#### Exercise prompt:
Repeat the entire listing exactly.
— Begin —
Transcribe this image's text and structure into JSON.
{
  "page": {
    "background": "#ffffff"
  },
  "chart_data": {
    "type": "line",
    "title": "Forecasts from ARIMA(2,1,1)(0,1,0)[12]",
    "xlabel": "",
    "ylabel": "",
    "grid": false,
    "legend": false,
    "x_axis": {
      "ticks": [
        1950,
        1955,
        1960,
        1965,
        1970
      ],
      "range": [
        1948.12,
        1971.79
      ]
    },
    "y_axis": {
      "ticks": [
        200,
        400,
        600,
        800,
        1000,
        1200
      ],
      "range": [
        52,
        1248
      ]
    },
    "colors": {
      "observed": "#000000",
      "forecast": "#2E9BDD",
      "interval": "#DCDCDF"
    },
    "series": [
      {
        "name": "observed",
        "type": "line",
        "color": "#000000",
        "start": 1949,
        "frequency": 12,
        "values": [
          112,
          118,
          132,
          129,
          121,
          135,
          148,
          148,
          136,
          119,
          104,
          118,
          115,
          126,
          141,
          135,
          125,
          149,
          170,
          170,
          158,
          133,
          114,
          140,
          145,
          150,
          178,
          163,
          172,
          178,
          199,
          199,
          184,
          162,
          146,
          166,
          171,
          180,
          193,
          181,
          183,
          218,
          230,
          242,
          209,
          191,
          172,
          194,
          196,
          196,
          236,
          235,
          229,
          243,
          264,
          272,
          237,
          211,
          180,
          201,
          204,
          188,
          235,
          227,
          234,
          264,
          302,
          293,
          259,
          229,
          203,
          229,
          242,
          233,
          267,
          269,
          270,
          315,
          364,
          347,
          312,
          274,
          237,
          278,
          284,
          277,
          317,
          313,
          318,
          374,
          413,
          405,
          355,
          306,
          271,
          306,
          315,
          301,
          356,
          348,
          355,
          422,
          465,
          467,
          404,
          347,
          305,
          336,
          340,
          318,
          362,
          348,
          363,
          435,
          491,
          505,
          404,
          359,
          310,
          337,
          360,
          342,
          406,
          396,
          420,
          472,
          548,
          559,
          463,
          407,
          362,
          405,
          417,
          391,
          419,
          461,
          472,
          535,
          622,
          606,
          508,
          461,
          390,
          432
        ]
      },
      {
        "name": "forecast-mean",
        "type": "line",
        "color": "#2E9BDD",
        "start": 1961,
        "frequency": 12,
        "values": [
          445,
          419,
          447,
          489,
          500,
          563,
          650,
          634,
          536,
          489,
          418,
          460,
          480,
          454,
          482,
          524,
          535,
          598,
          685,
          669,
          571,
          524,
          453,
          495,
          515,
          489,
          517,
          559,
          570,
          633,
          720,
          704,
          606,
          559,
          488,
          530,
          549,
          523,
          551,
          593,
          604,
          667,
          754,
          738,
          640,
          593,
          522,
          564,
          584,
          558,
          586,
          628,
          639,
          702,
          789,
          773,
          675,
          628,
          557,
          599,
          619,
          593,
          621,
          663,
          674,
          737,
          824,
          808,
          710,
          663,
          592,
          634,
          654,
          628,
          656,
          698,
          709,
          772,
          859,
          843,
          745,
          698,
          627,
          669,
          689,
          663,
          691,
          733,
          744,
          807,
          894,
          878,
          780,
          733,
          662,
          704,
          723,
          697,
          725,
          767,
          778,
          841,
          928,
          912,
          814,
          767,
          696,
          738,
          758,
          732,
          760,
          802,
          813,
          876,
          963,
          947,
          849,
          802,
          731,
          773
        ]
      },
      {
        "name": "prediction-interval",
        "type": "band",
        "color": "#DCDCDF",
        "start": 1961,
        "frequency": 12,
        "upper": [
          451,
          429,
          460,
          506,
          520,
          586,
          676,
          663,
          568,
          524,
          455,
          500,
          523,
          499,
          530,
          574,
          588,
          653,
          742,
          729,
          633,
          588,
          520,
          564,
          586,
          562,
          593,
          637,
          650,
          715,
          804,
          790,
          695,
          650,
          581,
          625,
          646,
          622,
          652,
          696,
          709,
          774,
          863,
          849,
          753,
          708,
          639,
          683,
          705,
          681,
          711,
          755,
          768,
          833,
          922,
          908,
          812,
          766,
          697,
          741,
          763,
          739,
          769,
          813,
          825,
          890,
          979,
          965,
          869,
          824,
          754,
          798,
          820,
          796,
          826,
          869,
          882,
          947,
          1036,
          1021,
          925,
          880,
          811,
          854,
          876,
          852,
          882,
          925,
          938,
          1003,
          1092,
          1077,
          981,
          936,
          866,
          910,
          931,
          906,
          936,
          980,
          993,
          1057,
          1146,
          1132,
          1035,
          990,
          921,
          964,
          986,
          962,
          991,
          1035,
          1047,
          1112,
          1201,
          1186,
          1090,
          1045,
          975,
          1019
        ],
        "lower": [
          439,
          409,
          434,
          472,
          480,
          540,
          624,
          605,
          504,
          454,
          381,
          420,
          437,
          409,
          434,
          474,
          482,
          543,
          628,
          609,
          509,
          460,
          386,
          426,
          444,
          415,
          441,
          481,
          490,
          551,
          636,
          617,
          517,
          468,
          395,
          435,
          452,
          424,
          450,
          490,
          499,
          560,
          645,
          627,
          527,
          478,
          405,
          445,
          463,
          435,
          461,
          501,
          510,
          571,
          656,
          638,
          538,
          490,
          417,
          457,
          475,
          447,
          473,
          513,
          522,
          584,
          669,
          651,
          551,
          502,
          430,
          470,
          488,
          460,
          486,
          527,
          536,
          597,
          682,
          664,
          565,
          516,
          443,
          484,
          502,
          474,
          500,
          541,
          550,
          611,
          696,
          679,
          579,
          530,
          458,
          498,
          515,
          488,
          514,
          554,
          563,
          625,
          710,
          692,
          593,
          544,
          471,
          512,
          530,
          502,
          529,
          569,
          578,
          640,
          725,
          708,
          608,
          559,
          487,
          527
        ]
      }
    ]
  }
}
— End —
#### Answer to this task:
Transcribe this image's text and structure into JSON.
{
  "page": {
    "background": "#ffffff"
  },
  "chart_data": {
    "type": "line",
    "title": "Forecasts from ARIMA(2,1,1)(0,1,0)[12]",
    "xlabel": "",
    "ylabel": "",
    "grid": false,
    "legend": false,
    "x_axis": {
      "ticks": [
        1950,
        1955,
        1960,
        1965,
        1970
      ],
      "range": [
        1948.12,
        1971.79
      ]
    },
    "y_axis": {
      "ticks": [
        200,
        400,
        600,
        800,
        1000,
        1200
      ],
      "range": [
        52,
        1248
      ]
    },
    "colors": {
      "observed": "#000000",
      "forecast": "#2E9BDD",
      "interval": "#DCDCDF"
    },
    "series": [
      {
        "name": "observed",
        "type": "line",
        "color": "#000000",
        "start": 1949,
        "frequency": 12,
        "values": [
          112,
          118,
          132,
          129,
          121,
          135,
          148,
          148,
          136,
          119,
          104,
          118,
          115,
          126,
          141,
          135,
          125,
          149,
          170,
          170,
          158,
          133,
          114,
          140,
          145,
          150,
          178,
          163,
          172,
          178,
          199,
          199,
          184,
          162,
          146,
          166,
          171,
          180,
          193,
          181,
          183,
          218,
          230,
          242,
          209,
          191,
          172,
          194,
          196,
          196,
          236,
          235,
          229,
          243,
          264,
          272,
          237,
          211,
          180,
          201,
          204,
          188,
          235,
          227,
          234,
          264,
          302,
          293,
          259,
          229,
          203,
          229,
          242,
          233,
          267,
          269,
          270,
          315,
          364,
          347,
          312,
          274,
          237,
          278,
          284,
          277,
          317,
          313,
          318,
          374,
          413,
          405,
          355,
          306,
          271,
          306,
          315,
          301,
          356,
          348,
          355,
          422,
          465,
          467,
          404,
          347,
          305,
          336,
          340,
          318,
          362,
          348,
          363,
          435,
          491,
          505,
          404,
          359,
          310,
          337,
          360,
          342,
          406,
          396,
          420,
          472,
          548,
          559,
          463,
          407,
          362,
          405,
          417,
          391,
          419,
          461,
          472,
          535,
          622,
          606,
          508,
          461,
          390,
          432
        ]
      },
      {
        "name": "forecast-mean",
        "type": "line",
        "color": "#2E9BDD",
        "start": 1961,
        "frequency": 12,
        "values": [
          445,
          419,
          447,
          489,
          500,
          563,
          650,
          634,
          536,
          489,
          418,
          460,
          480,
          454,
          482,
          524,
          535,
          598,
          685,
          669,
          571,
          524,
          453,
          495,
          515,
          489,
          517,
          559,
          570,
          633,
          720,
          704,
          606,
          559,
          488,
          530,
          549,
          523,
          551,
          593,
          604,
          667,
          754,
          738,
          640,
          593,
          522,
          564,
          584,
          558,
          586,
          628,
          639,
          702,
          789,
          773,
          675,
          628,
          557,
          599,
          619,
          593,
          621,
          663,
          674,
          737,
          824,
          808,
          710,
          663,
          592,
          634,
          654,
          628,
          656,
          698,
          709,
          772,
          859,
          843,
          745,
          698,
          627,
          669,
          689,
          663,
          691,
          733,
          744,
          807,
          894,
          878,
          780,
          733,
          662,
          704,
          723,
          697,
          725,
          767,
          778,
          841,
          928,
          912,
          814,
          767,
          696,
          738,
          758,
          732,
          760,
          802,
          813,
          876,
          963,
          947,
          849,
          802,
          731,
          773
        ]
      },
      {
        "name": "prediction-interval",
        "type": "band",
        "color": "#DCDCDF",
        "start": 1961,
        "frequency": 12,
        "upper": [
          451,
          429,
          460,
          506,
          520,
          586,
          676,
          663,
          568,
          524,
          455,
          500,
          523,
          499,
          530,
          574,
          588,
          653,
          742,
          729,
          633,
          588,
          520,
          564,
          586,
          562,
          593,
          637,
          650,
          715,
          804,
          790,
          695,
          650,
          581,
          625,
          646,
          622,
          652,
          696,
          709,
          774,
          863,
          849,
          753,
          708,
          639,
          683,
          705,
          681,
          711,
          755,
          768,
          833,
          922,
          908,
          812,
          766,
          697,
          741,
          763,
          739,
          769,
          813,
          825,
          890,
          979,
          965,
          869,
          824,
          754,
          798,
          820,
          796,
          826,
          869,
          882,
          947,
          1036,
          1021,
          925,
          880,
          811,
          854,
          876,
          852,
          882,
          925,
          938,
          1003,
          1092,
          1077,
          981,
          936,
          866,
          910,
          931,
          906,
          936,
          980,
          993,
          1057,
          1146,
          1132,
          1035,
          990,
          921,
          964,
          986,
          962,
          991,
          1035,
          1047,
          1112,
          1201,
          1186,
          1090,
          1045,
          975,
          1019
        ],
        "lower": [
          439,
          409,
          434,
          472,
          480,
          540,
          624,
          605,
          504,
          454,
          381,
          420,
          437,
          409,
          434,
          474,
          482,
          543,
          628,
          609,
          509,
          460,
          386,
          426,
          444,
          415,
          441,
          481,
          490,
          551,
          636,
          617,
          517,
          468,
          395,
          435,
          452,
          424,
          450,
          490,
          499,
          560,
          645,
          627,
          527,
          478,
          405,
          445,
          463,
          435,
          461,
          501,
          510,
          571,
          656,
          638,
          538,
          490,
          417,
          457,
          475,
          447,
          473,
          513,
          522,
          584,
          669,
          651,
          551,
          502,
          430,
          470,
          488,
          460,
          486,
          527,
          536,
          597,
          682,
          664,
          565,
          516,
          443,
          484,
          502,
          474,
          500,
          541,
          550,
          611,
          696,
          679,
          579,
          530,
          458,
          498,
          515,
          488,
          514,
          554,
          563,
          625,
          710,
          692,
          593,
          544,
          471,
          512,
          530,
          502,
          529,
          569,
          578,
          640,
          725,
          708,
          608,
          559,
          487,
          527
        ]
      }
    ]
  }
}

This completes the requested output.